# Problem details
Could you rewrite the lines below with "elements" changed to "items" everywhere and nothing else altered, leaving out the pictures?

# Part of a data file
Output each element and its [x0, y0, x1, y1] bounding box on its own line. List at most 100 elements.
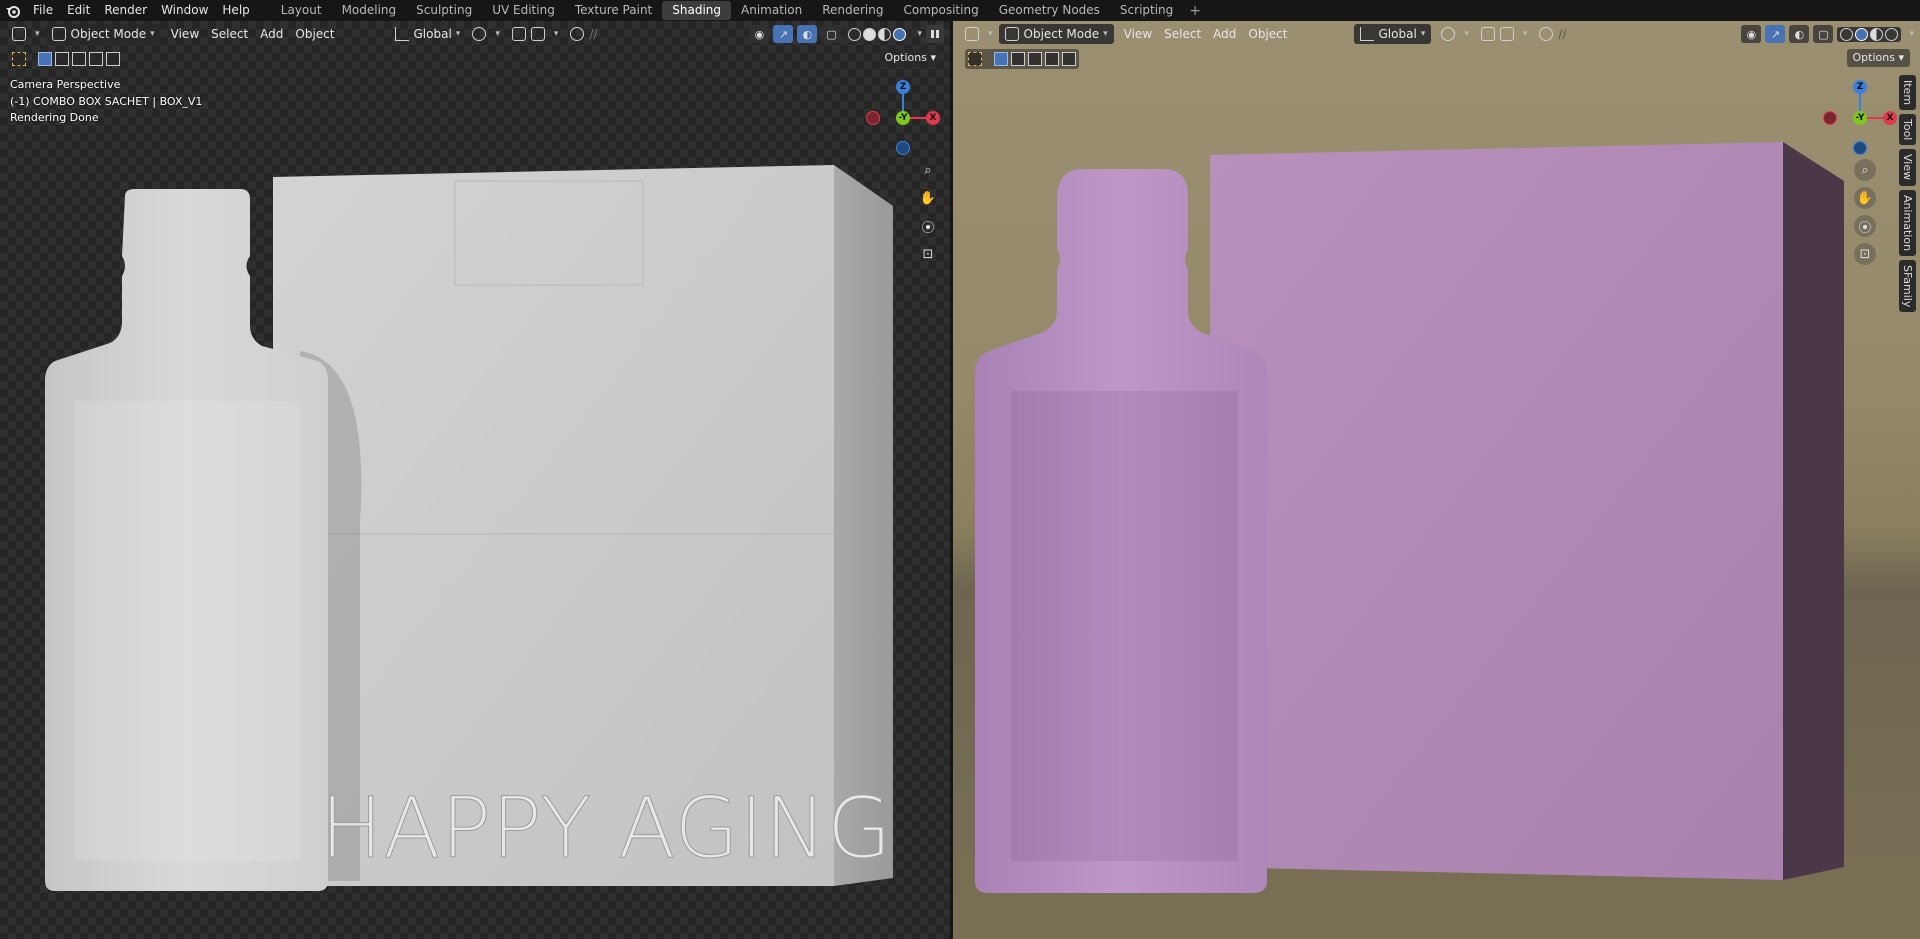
wireframe-shading-icon[interactable] [1840, 27, 1854, 41]
lock-icon[interactable]: ⊡ [917, 243, 939, 265]
camera-icon[interactable]: ⦿ [1854, 215, 1876, 237]
tab-sculpting[interactable]: Sculpting [406, 1, 482, 20]
xray-toggle-icon[interactable]: ▢ [1813, 25, 1834, 43]
axis-neg-z-icon[interactable] [896, 141, 910, 155]
select-intersect-icon[interactable] [1062, 52, 1076, 66]
rendered-shading-icon[interactable] [1885, 27, 1899, 41]
proportional-edit-toggle[interactable]: ∕∕ [564, 24, 603, 44]
options-dropdown[interactable]: Options ▾ [878, 49, 942, 67]
overlay-toggle-icon[interactable]: ◐ [1789, 25, 1810, 43]
gizmo-toggle-icon[interactable]: ↗ [773, 25, 794, 43]
select-extend-icon[interactable] [1011, 52, 1025, 66]
axis-neg-x-icon[interactable] [1823, 111, 1837, 125]
select-tool-icon[interactable] [968, 52, 982, 66]
solid-shading-icon[interactable] [863, 27, 877, 41]
tab-shading[interactable]: Shading [662, 1, 731, 20]
menu-object[interactable]: Object [1242, 24, 1293, 44]
zoom-icon[interactable]: ⌕ [917, 159, 939, 181]
select-invert-icon[interactable] [89, 52, 103, 66]
wireframe-shading-icon[interactable] [848, 27, 862, 41]
overlay-toggle-icon[interactable]: ◐ [797, 25, 818, 43]
mode-label: Object Mode [1023, 27, 1100, 41]
material-shading-icon[interactable] [1870, 27, 1884, 41]
shading-modes [1837, 26, 1902, 42]
tab-modeling[interactable]: Modeling [332, 1, 407, 20]
select-new-icon[interactable] [994, 52, 1008, 66]
tab-geometry-nodes[interactable]: Geometry Nodes [989, 1, 1110, 20]
pivot-select[interactable]: ▾ [466, 24, 506, 44]
snap-toggle[interactable]: ▾ [506, 24, 565, 44]
tab-texture-paint[interactable]: Texture Paint [565, 1, 662, 20]
tab-item[interactable]: Item [1899, 75, 1916, 111]
rendered-shading-icon[interactable] [893, 27, 907, 41]
pan-hand-icon[interactable]: ✋ [917, 187, 939, 209]
mode-select[interactable]: Object Mode ▾ [45, 24, 161, 44]
axis-x-icon[interactable]: X [1883, 111, 1897, 125]
select-subtract-icon[interactable] [1028, 52, 1042, 66]
camera-icon[interactable]: ⦿ [917, 215, 939, 237]
select-new-icon[interactable] [38, 52, 52, 66]
tab-view[interactable]: View [1899, 149, 1916, 186]
menu-view[interactable]: View [1118, 24, 1158, 44]
tab-animation-panel[interactable]: Animation [1899, 189, 1916, 256]
lock-icon[interactable]: ⊡ [1854, 243, 1876, 265]
axis-z-icon[interactable]: Z [896, 80, 910, 94]
gizmo-toggle-icon[interactable]: ↗ [1765, 25, 1786, 43]
options-dropdown[interactable]: Options ▾ [1846, 49, 1910, 67]
pivot-select[interactable]: ▾ [1435, 24, 1475, 44]
menu-add[interactable]: Add [1207, 24, 1242, 44]
select-tool-icon[interactable] [12, 52, 26, 66]
menu-file[interactable]: File [26, 0, 60, 21]
menu-select[interactable]: Select [205, 24, 254, 44]
menu-add[interactable]: Add [254, 24, 289, 44]
menu-window[interactable]: Window [154, 0, 215, 21]
menu-render[interactable]: Render [97, 0, 154, 21]
menu-view[interactable]: View [165, 24, 205, 44]
snap-toggle[interactable]: ▾ [1475, 24, 1534, 44]
proportional-edit-toggle[interactable]: ∕∕ [1533, 24, 1572, 44]
orientation-select[interactable]: Global ▾ [389, 24, 467, 44]
visibility-icon[interactable]: ◉ [1741, 25, 1762, 43]
tab-tool[interactable]: Tool [1899, 114, 1916, 146]
select-invert-icon[interactable] [1045, 52, 1059, 66]
xray-toggle-icon[interactable]: ▢ [821, 25, 842, 43]
select-extend-icon[interactable] [55, 52, 69, 66]
editor-type-button[interactable]: ▾ [959, 24, 999, 44]
pause-render-icon[interactable] [926, 25, 944, 43]
menu-object[interactable]: Object [289, 24, 340, 44]
select-subtract-icon[interactable] [72, 52, 86, 66]
menu-select[interactable]: Select [1158, 24, 1207, 44]
material-shading-icon[interactable] [878, 27, 892, 41]
editor-type-button[interactable]: ▾ [6, 24, 46, 44]
tab-compositing[interactable]: Compositing [893, 1, 988, 20]
shading-options-chevron-icon[interactable]: ▾ [1909, 29, 1914, 39]
menu-help[interactable]: Help [215, 0, 256, 21]
tab-animation[interactable]: Animation [731, 1, 812, 20]
tab-uv-editing[interactable]: UV Editing [482, 1, 565, 20]
tab-scripting[interactable]: Scripting [1110, 1, 1183, 20]
add-workspace-button[interactable]: + [1183, 3, 1207, 19]
tab-sfamily[interactable]: SFamily [1899, 259, 1916, 313]
right-viewport[interactable]: ▾ Object Mode ▾ View Select Add Object Gl… [953, 21, 1920, 939]
left-viewport[interactable]: HAPPY AGING ▾ Object Mode ▾ View Select A… [0, 21, 950, 939]
orientation-select[interactable]: Global ▾ [1353, 24, 1432, 44]
visibility-icon[interactable]: ◉ [749, 25, 770, 43]
axis-y-icon[interactable]: -Y [896, 111, 910, 125]
menu-edit[interactable]: Edit [60, 0, 97, 21]
axis-y-icon[interactable]: -Y [1853, 111, 1867, 125]
shading-options-chevron-icon[interactable]: ▾ [917, 29, 922, 39]
tab-layout[interactable]: Layout [271, 1, 332, 20]
navigation-gizmo[interactable]: Z X -Y [1820, 78, 1900, 158]
mode-select[interactable]: Object Mode ▾ [998, 24, 1114, 44]
axis-z-icon[interactable]: Z [1853, 80, 1867, 94]
tab-rendering[interactable]: Rendering [812, 1, 893, 20]
zoom-icon[interactable]: ⌕ [1854, 159, 1876, 181]
select-intersect-icon[interactable] [106, 52, 120, 66]
pan-hand-icon[interactable]: ✋ [1854, 187, 1876, 209]
navigation-gizmo[interactable]: Z X -Y [863, 78, 943, 158]
blender-logo-icon[interactable] [0, 0, 26, 21]
solid-shading-icon[interactable] [1855, 27, 1869, 41]
axis-x-icon[interactable]: X [926, 111, 940, 125]
axis-neg-x-icon[interactable] [866, 111, 880, 125]
axis-neg-z-icon[interactable] [1853, 141, 1867, 155]
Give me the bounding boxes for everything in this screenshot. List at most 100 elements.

# Task response
Output each element and its [x0, y0, x1, y1] bounding box on its own line. List at most 100 items.
wireframe-shading-icon[interactable] [1840, 27, 1854, 41]
lock-icon[interactable]: ⊡ [917, 243, 939, 265]
camera-icon[interactable]: ⦿ [1854, 215, 1876, 237]
tab-sculpting[interactable]: Sculpting [406, 1, 482, 20]
xray-toggle-icon[interactable]: ▢ [1813, 25, 1834, 43]
axis-neg-z-icon[interactable] [896, 141, 910, 155]
select-intersect-icon[interactable] [1062, 52, 1076, 66]
rendered-shading-icon[interactable] [1885, 27, 1899, 41]
proportional-edit-toggle[interactable]: ∕∕ [564, 24, 603, 44]
options-dropdown[interactable]: Options ▾ [878, 49, 942, 67]
overlay-toggle-icon[interactable]: ◐ [1789, 25, 1810, 43]
gizmo-toggle-icon[interactable]: ↗ [773, 25, 794, 43]
select-extend-icon[interactable] [1011, 52, 1025, 66]
axis-neg-x-icon[interactable] [1823, 111, 1837, 125]
select-tool-icon[interactable] [968, 52, 982, 66]
solid-shading-icon[interactable] [863, 27, 877, 41]
tab-shading[interactable]: Shading [662, 1, 731, 20]
menu-object[interactable]: Object [1242, 24, 1293, 44]
zoom-icon[interactable]: ⌕ [917, 159, 939, 181]
select-invert-icon[interactable] [89, 52, 103, 66]
wireframe-shading-icon[interactable] [848, 27, 862, 41]
overlay-toggle-icon[interactable]: ◐ [797, 25, 818, 43]
mode-label: Object Mode [1023, 27, 1100, 41]
material-shading-icon[interactable] [1870, 27, 1884, 41]
shading-modes [1837, 26, 1902, 42]
tab-modeling[interactable]: Modeling [332, 1, 407, 20]
select-new-icon[interactable] [994, 52, 1008, 66]
tab-geometry-nodes[interactable]: Geometry Nodes [989, 1, 1110, 20]
pivot-select[interactable]: ▾ [466, 24, 506, 44]
snap-toggle[interactable]: ▾ [506, 24, 565, 44]
tab-texture-paint[interactable]: Texture Paint [565, 1, 662, 20]
tab-item[interactable]: Item [1899, 75, 1916, 111]
rendered-shading-icon[interactable] [893, 27, 907, 41]
pan-hand-icon[interactable]: ✋ [917, 187, 939, 209]
mode-select[interactable]: Object Mode ▾ [45, 24, 161, 44]
axis-x-icon[interactable]: X [1883, 111, 1897, 125]
select-subtract-icon[interactable] [1028, 52, 1042, 66]
camera-icon[interactable]: ⦿ [917, 215, 939, 237]
select-new-icon[interactable] [38, 52, 52, 66]
tab-view[interactable]: View [1899, 149, 1916, 186]
menu-view[interactable]: View [1118, 24, 1158, 44]
tab-animation-panel[interactable]: Animation [1899, 189, 1916, 256]
lock-icon[interactable]: ⊡ [1854, 243, 1876, 265]
axis-z-icon[interactable]: Z [896, 80, 910, 94]
gizmo-toggle-icon[interactable]: ↗ [1765, 25, 1786, 43]
options-dropdown[interactable]: Options ▾ [1846, 49, 1910, 67]
pivot-select[interactable]: ▾ [1435, 24, 1475, 44]
menu-add[interactable]: Add [1207, 24, 1242, 44]
select-tool-icon[interactable] [12, 52, 26, 66]
menu-file[interactable]: File [26, 0, 60, 21]
menu-select[interactable]: Select [205, 24, 254, 44]
menu-add[interactable]: Add [254, 24, 289, 44]
menu-window[interactable]: Window [154, 0, 215, 21]
menu-render[interactable]: Render [97, 0, 154, 21]
menu-view[interactable]: View [165, 24, 205, 44]
snap-toggle[interactable]: ▾ [1475, 24, 1534, 44]
proportional-edit-toggle[interactable]: ∕∕ [1533, 24, 1572, 44]
orientation-select[interactable]: Global ▾ [389, 24, 467, 44]
visibility-icon[interactable]: ◉ [1741, 25, 1762, 43]
tab-tool[interactable]: Tool [1899, 114, 1916, 146]
select-invert-icon[interactable] [1045, 52, 1059, 66]
xray-toggle-icon[interactable]: ▢ [821, 25, 842, 43]
select-extend-icon[interactable] [55, 52, 69, 66]
editor-type-button[interactable]: ▾ [959, 24, 999, 44]
pause-render-icon[interactable] [926, 25, 944, 43]
menu-object[interactable]: Object [289, 24, 340, 44]
select-subtract-icon[interactable] [72, 52, 86, 66]
menu-select[interactable]: Select [1158, 24, 1207, 44]
material-shading-icon[interactable] [878, 27, 892, 41]
editor-type-button[interactable]: ▾ [6, 24, 46, 44]
tab-compositing[interactable]: Compositing [893, 1, 988, 20]
shading-options-chevron-icon[interactable]: ▾ [1909, 29, 1914, 39]
menu-help[interactable]: Help [215, 0, 256, 21]
tab-animation[interactable]: Animation [731, 1, 812, 20]
tab-uv-editing[interactable]: UV Editing [482, 1, 565, 20]
tab-scripting[interactable]: Scripting [1110, 1, 1183, 20]
add-workspace-button[interactable]: + [1183, 3, 1207, 19]
tab-sfamily[interactable]: SFamily [1899, 259, 1916, 313]
right-viewport[interactable]: ▾ Object Mode ▾ View Select Add Object Gl… [953, 21, 1920, 939]
left-viewport[interactable]: HAPPY AGING ▾ Object Mode ▾ View Select A… [0, 21, 950, 939]
orientation-select[interactable]: Global ▾ [1353, 24, 1432, 44]
visibility-icon[interactable]: ◉ [749, 25, 770, 43]
axis-y-icon[interactable]: -Y [896, 111, 910, 125]
menu-edit[interactable]: Edit [60, 0, 97, 21]
axis-y-icon[interactable]: -Y [1853, 111, 1867, 125]
shading-options-chevron-icon[interactable]: ▾ [917, 29, 922, 39]
tab-layout[interactable]: Layout [271, 1, 332, 20]
navigation-gizmo[interactable]: Z X -Y [1820, 78, 1900, 158]
mode-select[interactable]: Object Mode ▾ [998, 24, 1114, 44]
axis-z-icon[interactable]: Z [1853, 80, 1867, 94]
tab-rendering[interactable]: Rendering [812, 1, 893, 20]
zoom-icon[interactable]: ⌕ [1854, 159, 1876, 181]
select-intersect-icon[interactable] [106, 52, 120, 66]
pan-hand-icon[interactable]: ✋ [1854, 187, 1876, 209]
navigation-gizmo[interactable]: Z X -Y [863, 78, 943, 158]
blender-logo-icon[interactable] [0, 0, 26, 21]
solid-shading-icon[interactable] [1855, 27, 1869, 41]
axis-x-icon[interactable]: X [926, 111, 940, 125]
axis-neg-x-icon[interactable] [866, 111, 880, 125]
axis-neg-z-icon[interactable] [1853, 141, 1867, 155]
Give me the bounding boxes for everything in this screenshot. List at most 100 items.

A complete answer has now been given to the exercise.